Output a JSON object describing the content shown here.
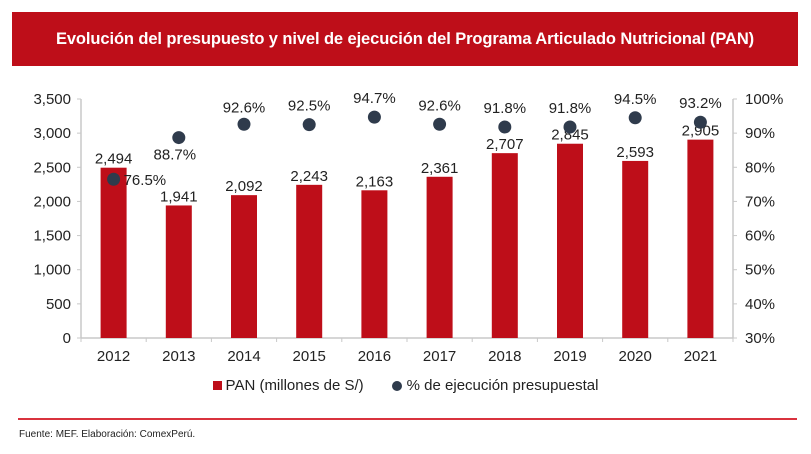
{
  "title": "Evolución del presupuesto y nivel de ejecución del Programa Articulado Nutricional (PAN)",
  "source": "Fuente: MEF. Elaboración: ComexPerú.",
  "colors": {
    "bar": "#be0e19",
    "dot": "#2f3b4c",
    "title_bg": "#be0e19",
    "axis": "#c8c8c8"
  },
  "chart_data": {
    "type": "bar+scatter",
    "title": "Evolución del presupuesto y nivel de ejecución del Programa Articulado Nutricional (PAN)",
    "categories": [
      "2012",
      "2013",
      "2014",
      "2015",
      "2016",
      "2017",
      "2018",
      "2019",
      "2020",
      "2021"
    ],
    "series": [
      {
        "name": "PAN (millones de S/)",
        "type": "bar",
        "axis": "left",
        "values": [
          2494,
          1941,
          2092,
          2243,
          2163,
          2361,
          2707,
          2845,
          2593,
          2905
        ],
        "labels": [
          "2,494",
          "1,941",
          "2,092",
          "2,243",
          "2,163",
          "2,361",
          "2,707",
          "2,845",
          "2,593",
          "2,905"
        ]
      },
      {
        "name": "% de ejecución presupuestal",
        "type": "scatter",
        "axis": "right",
        "values": [
          76.5,
          88.7,
          92.6,
          92.5,
          94.7,
          92.6,
          91.8,
          91.8,
          94.5,
          93.2
        ],
        "labels": [
          "76.5%",
          "88.7%",
          "92.6%",
          "92.5%",
          "94.7%",
          "92.6%",
          "91.8%",
          "91.8%",
          "94.5%",
          "93.2%"
        ]
      }
    ],
    "y_left": {
      "range": [
        0,
        3500
      ],
      "ticks": [
        0,
        500,
        1000,
        1500,
        2000,
        2500,
        3000,
        3500
      ],
      "tick_labels": [
        "0",
        "500",
        "1,000",
        "1,500",
        "2,000",
        "2,500",
        "3,000",
        "3,500"
      ]
    },
    "y_right": {
      "range": [
        30,
        100
      ],
      "ticks": [
        30,
        40,
        50,
        60,
        70,
        80,
        90,
        100
      ],
      "tick_labels": [
        "30%",
        "40%",
        "50%",
        "60%",
        "70%",
        "80%",
        "90%",
        "100%"
      ]
    },
    "xlabel": "",
    "ylabel": "",
    "grid": false,
    "legend": {
      "position": "bottom",
      "entries": [
        "PAN (millones de S/)",
        "% de ejecución presupuestal"
      ]
    }
  }
}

• • • • •

(REQUEST):
Reproduce the records verbatim, omitting all images they contain.

(RESPONSE TO THIS EXERCISE):
Output a JSON object describing the content shown here.
{
  "title": "Evolución del presupuesto y nivel de ejecución del Programa Articulado Nutricional (PAN)",
  "source": "Fuente: MEF. Elaboración: ComexPerú.",
  "colors": {
    "bar": "#be0e19",
    "dot": "#2f3b4c",
    "title_bg": "#be0e19",
    "axis": "#c8c8c8"
  },
  "chart_data": {
    "type": "bar+scatter",
    "title": "Evolución del presupuesto y nivel de ejecución del Programa Articulado Nutricional (PAN)",
    "categories": [
      "2012",
      "2013",
      "2014",
      "2015",
      "2016",
      "2017",
      "2018",
      "2019",
      "2020",
      "2021"
    ],
    "series": [
      {
        "name": "PAN (millones de S/)",
        "type": "bar",
        "axis": "left",
        "values": [
          2494,
          1941,
          2092,
          2243,
          2163,
          2361,
          2707,
          2845,
          2593,
          2905
        ],
        "labels": [
          "2,494",
          "1,941",
          "2,092",
          "2,243",
          "2,163",
          "2,361",
          "2,707",
          "2,845",
          "2,593",
          "2,905"
        ]
      },
      {
        "name": "% de ejecución presupuestal",
        "type": "scatter",
        "axis": "right",
        "values": [
          76.5,
          88.7,
          92.6,
          92.5,
          94.7,
          92.6,
          91.8,
          91.8,
          94.5,
          93.2
        ],
        "labels": [
          "76.5%",
          "88.7%",
          "92.6%",
          "92.5%",
          "94.7%",
          "92.6%",
          "91.8%",
          "91.8%",
          "94.5%",
          "93.2%"
        ]
      }
    ],
    "y_left": {
      "range": [
        0,
        3500
      ],
      "ticks": [
        0,
        500,
        1000,
        1500,
        2000,
        2500,
        3000,
        3500
      ],
      "tick_labels": [
        "0",
        "500",
        "1,000",
        "1,500",
        "2,000",
        "2,500",
        "3,000",
        "3,500"
      ]
    },
    "y_right": {
      "range": [
        30,
        100
      ],
      "ticks": [
        30,
        40,
        50,
        60,
        70,
        80,
        90,
        100
      ],
      "tick_labels": [
        "30%",
        "40%",
        "50%",
        "60%",
        "70%",
        "80%",
        "90%",
        "100%"
      ]
    },
    "xlabel": "",
    "ylabel": "",
    "grid": false,
    "legend": {
      "position": "bottom",
      "entries": [
        "PAN (millones de S/)",
        "% de ejecución presupuestal"
      ]
    }
  }
}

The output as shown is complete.